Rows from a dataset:
** BEGIN **
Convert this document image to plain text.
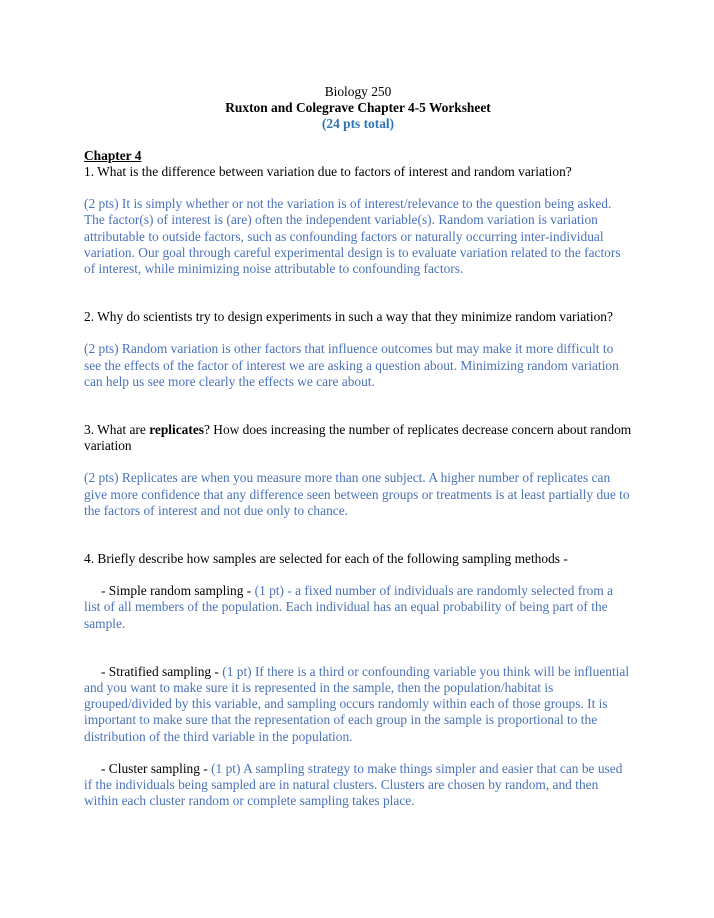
Biology 250
Ruxton and Colegrave Chapter 4-5 Worksheet
(24 pts total)
Chapter 4
1. What is the difference between variation due to factors of interest and random variation?
(2 pts) It is simply whether or not the variation is of interest/relevance to the question being asked. The factor(s) of interest is (are) often the independent variable(s). Random variation is variation attributable to outside factors, such as confounding factors or naturally occurring inter-individual variation. Our goal through careful experimental design is to evaluate variation related to the factors of interest, while minimizing noise attributable to confounding factors.
2. Why do scientists try to design experiments in such a way that they minimize random variation?
(2 pts) Random variation is other factors that influence outcomes but may make it more difficult to see the effects of the factor of interest we are asking a question about. Minimizing random variation can help us see more clearly the effects we care about.
3. What are replicates? How does increasing the number of replicates decrease concern about random variation
(2 pts) Replicates are when you measure more than one subject. A higher number of replicates can give more confidence that any difference seen between groups or treatments is at least partially due to the factors of interest and not due only to chance.
4. Briefly describe how samples are selected for each of the following sampling methods -
- Simple random sampling - (1 pt) - a fixed number of individuals are randomly selected from a list of all members of the population. Each individual has an equal probability of being part of the sample.
- Stratified sampling - (1 pt) If there is a third or confounding variable you think will be influential and you want to make sure it is represented in the sample, then the population/habitat is grouped/divided by this variable, and sampling occurs randomly within each of those groups. It is important to make sure that the representation of each group in the sample is proportional to the distribution of the third variable in the population.
- Cluster sampling - (1 pt) A sampling strategy to make things simpler and easier that can be used if the individuals being sampled are in natural clusters. Clusters are chosen by random, and then within each cluster random or complete sampling takes place.
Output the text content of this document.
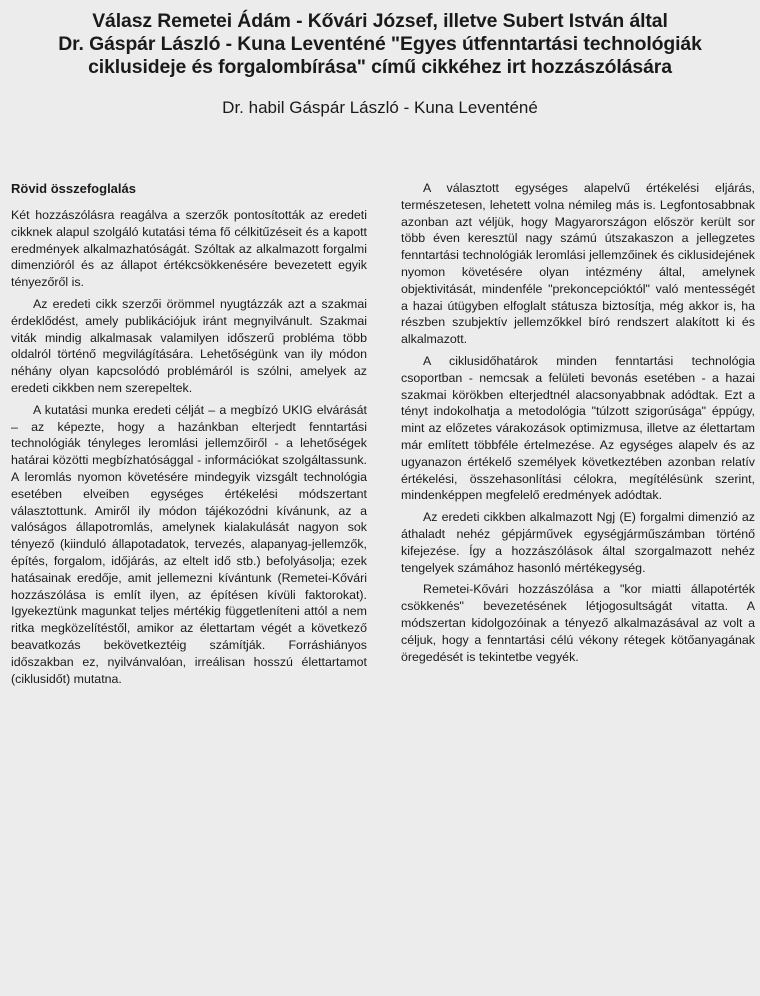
Válasz Remetei Ádám - Kővári József, illetve Subert István által
Dr. Gáspár László - Kuna Leventéné "Egyes útfenntartási technológiák
ciklusideje és forgalombírása" című cikkéhez irt hozzászólására
Dr. habil Gáspár László - Kuna Leventéné
Rövid összefoglalás

Két hozzászólásra reagálva a szerzők pontosították az eredeti cikknek alapul szolgáló kutatási téma fő célkitűzéseit és a kapott eredmények alkalmazhatóságát. Szóltak az alkalmazott forgalmi dimenzióról és az állapot értékcsökkenésére bevezetett egyik tényezőről is.

Az eredeti cikk szerzői örömmel nyugtázzák azt a szakmai érdeklődést, amely publikációjuk iránt megnyilvánult. Szakmai viták mindig alkalmasak valamilyen időszerű probléma több oldalról történő megvilágítására. Lehetőségünk van ily módon néhány olyan kapcsolódó problémáról is szólni, amelyek az eredeti cikkben nem szerepeltek.

A kutatási munka eredeti célját – a megbízó UKIG elvárását – az képezte, hogy a hazánkban elterjedt fenntartási technológiák tényleges leromlási jellemzőiről - a lehetőségek határai közötti megbízhatósággal - információkat szolgáltassunk. A leromlás nyomon követésére mindegyik vizsgált technológia esetében elveiben egységes értékelési módszertant választottunk. Amiről ily módon tájékozódni kívánunk, az a valóságos állapotromlás, amelynek kialakulását nagyon sok tényező (kiinduló állapotadatok, tervezés, alapanyag-jellemzők, építés, forgalom, időjárás, az eltelt idő stb.) befolyásolja; ezek hatásainak eredője, amit jellemezni kívántunk (Remetei-Kővári hozzászólása is említ ilyen, az építésen kívüli faktorokat). Igyekeztünk magunkat teljes mértékig függetleníteni attól a nem ritka megközelítéstől, amikor az élettartam végét a következő beavatkozás bekövetkeztéig számítják. Forráshiányos időszakban ez, nyilvánvalóan, irreálisan hosszú élettartamot (ciklusidőt) mutatna.

A választott egységes alapelvű értékelési eljárás, természetesen, lehetett volna némileg más is. Legfontosabbnak azonban azt véljük, hogy Magyarországon először került sor több éven keresztül nagy számú útszakaszon a jellegzetes fenntartási technológiák leromlási jellemzőinek és ciklusidejének nyomon követésére olyan intézmény által, amelynek objektivitását, mindenféle "prekoncepcióktól" való mentességét a hazai útügyben elfoglalt státusza biztosítja, még akkor is, ha részben szubjektív jellemzőkkel bíró rendszert alakított ki és alkalmazott.

A ciklusidőhatárok minden fenntartási technológia csoportban - nemcsak a felületi bevonás esetében - a hazai szakmai körökben elterjedtnél alacsonyabbnak adódtak. Ezt a tényt indokolhatja a metodológia "túlzott szigorúsága" éppúgy, mint az előzetes várakozások optimizmusa, illetve az élettartam már említett többféle értelmezése. Az egységes alapelv és az ugyanazon értékelő személyek következtében azonban relatív értékelési, összehasonlítási célokra, megítélésünk szerint, mindenképpen megfelelő eredmények adódtak.

Az eredeti cikkben alkalmazott Ngj (E) forgalmi dimenzió az áthaladt nehéz gépjárművek egységjárműszámban történő kifejezése. Így a hozzászólások által szorgalmazott nehéz tengelyek számához hasonló mértékegység.

Remetei-Kővári hozzászólása a "kor miatti állapotérték csökkenés" bevezetésének létjogosultságát vitatta. A módszertan kidolgozóinak a tényező alkalmazásával az volt a céljuk, hogy a fenntartási célú vékony rétegek kötőanyagának öregedését is tekintetbe vegyék.
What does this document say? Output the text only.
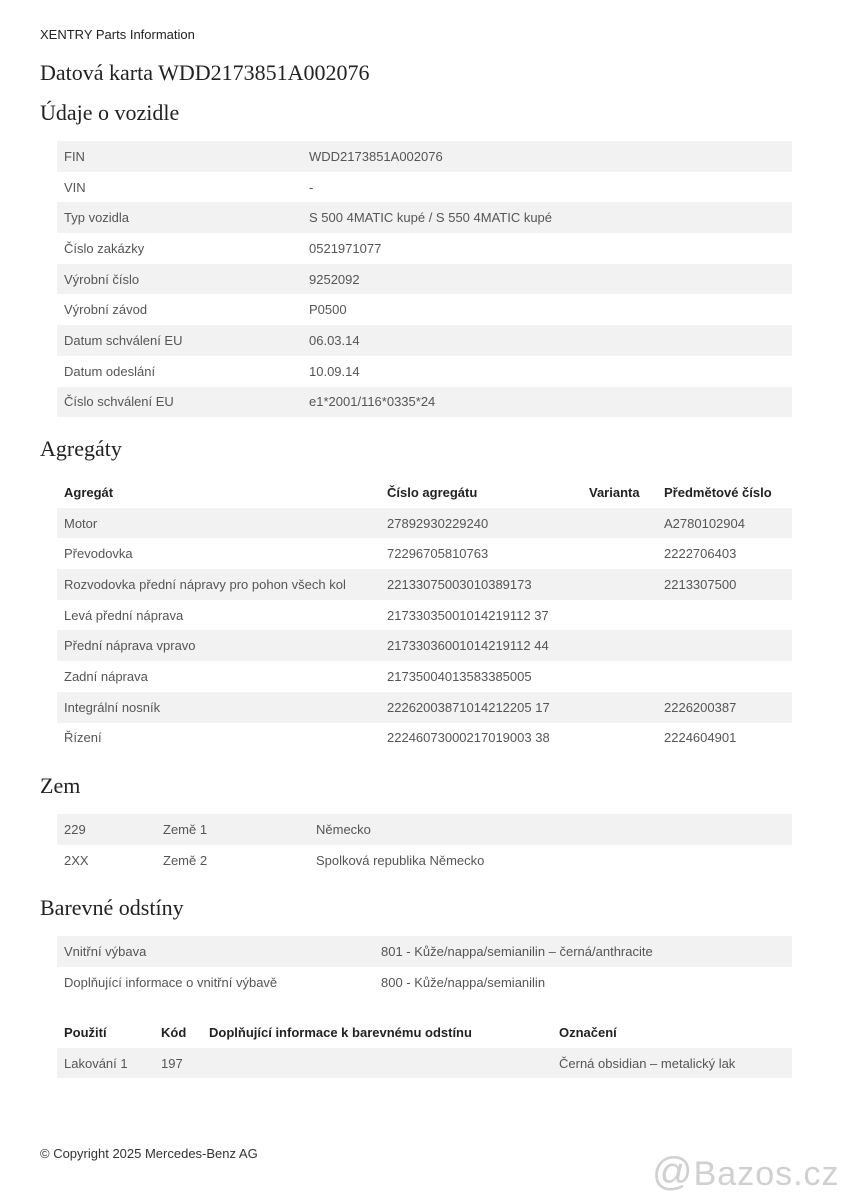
XENTRY Parts Information
Datová karta WDD2173851A002076
Údaje o vozidle
FIN	WDD2173851A002076
VIN	-
Typ vozidla	S 500 4MATIC kupé / S 550 4MATIC kupé
Číslo zakázky	0521971077
Výrobní číslo	9252092
Výrobní závod	P0500
Datum schválení EU	06.03.14
Datum odeslání	10.09.14
Číslo schválení EU	e1*2001/116*0335*24
Agregáty
Agregát	Číslo agregátu	Varianta	Předmětové číslo
Motor	27892930229240		A2780102904
Převodovka	72296705810763		2222706403
Rozvodovka přední nápravy pro pohon všech kol	22133075003010389173		2213307500
Levá přední náprava	21733035001014219112 37		
Přední náprava vpravo	21733036001014219112 44		
Zadní náprava	21735004013583385005		
Integrální nosník	22262003871014212205 17		2226200387
Řízení	22246073000217019003 38		2224604901
Zem
229	Země 1	Německo
2XX	Země 2	Spolková republika Německo
Barevné odstíny
Vnitřní výbava	801 - Kůže/nappa/semianilin – černá/anthracite
Doplňující informace o vnitřní výbavě	800 - Kůže/nappa/semianilin
Použití	Kód	Doplňující informace k barevnému odstínu	Označení
Lakování 1	197		Černá obsidian – metalický lak
© Copyright 2025 Mercedes-Benz AG	@Bazos.cz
** END **
**What is asked**
All of the lines above should be printed exactly, minus the pictures.

**Solution to this problem**
Convert this document image to plain text.
Biology 250
Ruxton and Colegrave Chapter 4-5 Worksheet
(24 pts total)
Chapter 4
1. What is the difference between variation due to factors of interest and random variation?
(2 pts) It is simply whether or not the variation is of interest/relevance to the question being asked. The factor(s) of interest is (are) often the independent variable(s). Random variation is variation attributable to outside factors, such as confounding factors or naturally occurring inter-individual variation. Our goal through careful experimental design is to evaluate variation related to the factors of interest, while minimizing noise attributable to confounding factors.
2. Why do scientists try to design experiments in such a way that they minimize random variation?
(2 pts) Random variation is other factors that influence outcomes but may make it more difficult to see the effects of the factor of interest we are asking a question about. Minimizing random variation can help us see more clearly the effects we care about.
3. What are replicates? How does increasing the number of replicates decrease concern about random variation
(2 pts) Replicates are when you measure more than one subject. A higher number of replicates can give more confidence that any difference seen between groups or treatments is at least partially due to the factors of interest and not due only to chance.
4. Briefly describe how samples are selected for each of the following sampling methods -
- Simple random sampling - (1 pt) - a fixed number of individuals are randomly selected from a list of all members of the population. Each individual has an equal probability of being part of the sample.
- Stratified sampling - (1 pt) If there is a third or confounding variable you think will be influential and you want to make sure it is represented in the sample, then the population/habitat is grouped/divided by this variable, and sampling occurs randomly within each of those groups. It is important to make sure that the representation of each group in the sample is proportional to the distribution of the third variable in the population.
- Cluster sampling - (1 pt) A sampling strategy to make things simpler and easier that can be used if the individuals being sampled are in natural clusters. Clusters are chosen by random, and then within each cluster random or complete sampling takes place.
Output the text content of this document.
Válasz Remetei Ádám - Kővári József, illetve Subert István által
Dr. Gáspár László - Kuna Leventéné "Egyes útfenntartási technológiák
ciklusideje és forgalombírása" című cikkéhez irt hozzászólására
Dr. habil Gáspár László - Kuna Leventéné
Rövid összefoglalás

Két hozzászólásra reagálva a szerzők pontosították az eredeti cikknek alapul szolgáló kutatási téma fő célkitűzéseit és a kapott eredmények alkalmazhatóságát. Szóltak az alkalmazott forgalmi dimenzióról és az állapot értékcsökkenésére bevezetett egyik tényezőről is.

Az eredeti cikk szerzői örömmel nyugtázzák azt a szakmai érdeklődést, amely publikációjuk iránt megnyilvánult. Szakmai viták mindig alkalmasak valamilyen időszerű probléma több oldalról történő megvilágítására. Lehetőségünk van ily módon néhány olyan kapcsolódó problémáról is szólni, amelyek az eredeti cikkben nem szerepeltek.

A kutatási munka eredeti célját – a megbízó UKIG elvárását – az képezte, hogy a hazánkban elterjedt fenntartási technológiák tényleges leromlási jellemzőiről - a lehetőségek határai közötti megbízhatósággal - információkat szolgáltassunk. A leromlás nyomon követésére mindegyik vizsgált technológia esetében elveiben egységes értékelési módszertant választottunk. Amiről ily módon tájékozódni kívánunk, az a valóságos állapotromlás, amelynek kialakulását nagyon sok tényező (kiinduló állapotadatok, tervezés, alapanyag-jellemzők, építés, forgalom, időjárás, az eltelt idő stb.) befolyásolja; ezek hatásainak eredője, amit jellemezni kívántunk (Remetei-Kővári hozzászólása is említ ilyen, az építésen kívüli faktorokat). Igyekeztünk magunkat teljes mértékig függetleníteni attól a nem ritka megközelítéstől, amikor az élettartam végét a következő beavatkozás bekövetkeztéig számítják. Forráshiányos időszakban ez, nyilvánvalóan, irreálisan hosszú élettartamot (ciklusidőt) mutatna.

A választott egységes alapelvű értékelési eljárás, természetesen, lehetett volna némileg más is. Legfontosabbnak azonban azt véljük, hogy Magyarországon először került sor több éven keresztül nagy számú útszakaszon a jellegzetes fenntartási technológiák leromlási jellemzőinek és ciklusidejének nyomon követésére olyan intézmény által, amelynek objektivitását, mindenféle "prekoncepcióktól" való mentességét a hazai útügyben elfoglalt státusza biztosítja, még akkor is, ha részben szubjektív jellemzőkkel bíró rendszert alakított ki és alkalmazott.

A ciklusidőhatárok minden fenntartási technológia csoportban - nemcsak a felületi bevonás esetében - a hazai szakmai körökben elterjedtnél alacsonyabbnak adódtak. Ezt a tényt indokolhatja a metodológia "túlzott szigorúsága" éppúgy, mint az előzetes várakozások optimizmusa, illetve az élettartam már említett többféle értelmezése. Az egységes alapelv és az ugyanazon értékelő személyek következtében azonban relatív értékelési, összehasonlítási célokra, megítélésünk szerint, mindenképpen megfelelő eredmények adódtak.

Az eredeti cikkben alkalmazott Ngj (E) forgalmi dimenzió az áthaladt nehéz gépjárművek egységjárműszámban történő kifejezése. Így a hozzászólások által szorgalmazott nehéz tengelyek számához hasonló mértékegység.

Remetei-Kővári hozzászólása a "kor miatti állapotérték csökkenés" bevezetésének létjogosultságát vitatta. A módszertan kidolgozóinak a tényező alkalmazásával az volt a céljuk, hogy a fenntartási célú vékony rétegek kötőanyagának öregedését is tekintetbe vegyék.
What does this document say? Output the text only.
XENTRY Parts Information
Datová karta WDD2173851A002076
Údaje o vozidle
FIN	WDD2173851A002076
VIN	-
Typ vozidla	S 500 4MATIC kupé / S 550 4MATIC kupé
Číslo zakázky	0521971077
Výrobní číslo	9252092
Výrobní závod	P0500
Datum schválení EU	06.03.14
Datum odeslání	10.09.14
Číslo schválení EU	e1*2001/116*0335*24
Agregáty
Agregát	Číslo agregátu	Varianta	Předmětové číslo
Motor	27892930229240		A2780102904
Převodovka	72296705810763		2222706403
Rozvodovka přední nápravy pro pohon všech kol	22133075003010389173		2213307500
Levá přední náprava	21733035001014219112 37		
Přední náprava vpravo	21733036001014219112 44		
Zadní náprava	21735004013583385005		
Integrální nosník	22262003871014212205 17		2226200387
Řízení	22246073000217019003 38		2224604901
Zem
229	Země 1	Německo
2XX	Země 2	Spolková republika Německo
Barevné odstíny
Vnitřní výbava	801 - Kůže/nappa/semianilin – černá/anthracite
Doplňující informace o vnitřní výbavě	800 - Kůže/nappa/semianilin
Použití	Kód	Doplňující informace k barevnému odstínu	Označení
Lakování 1	197		Černá obsidian – metalický lak
© Copyright 2025 Mercedes-Benz AG	@Bazos.cz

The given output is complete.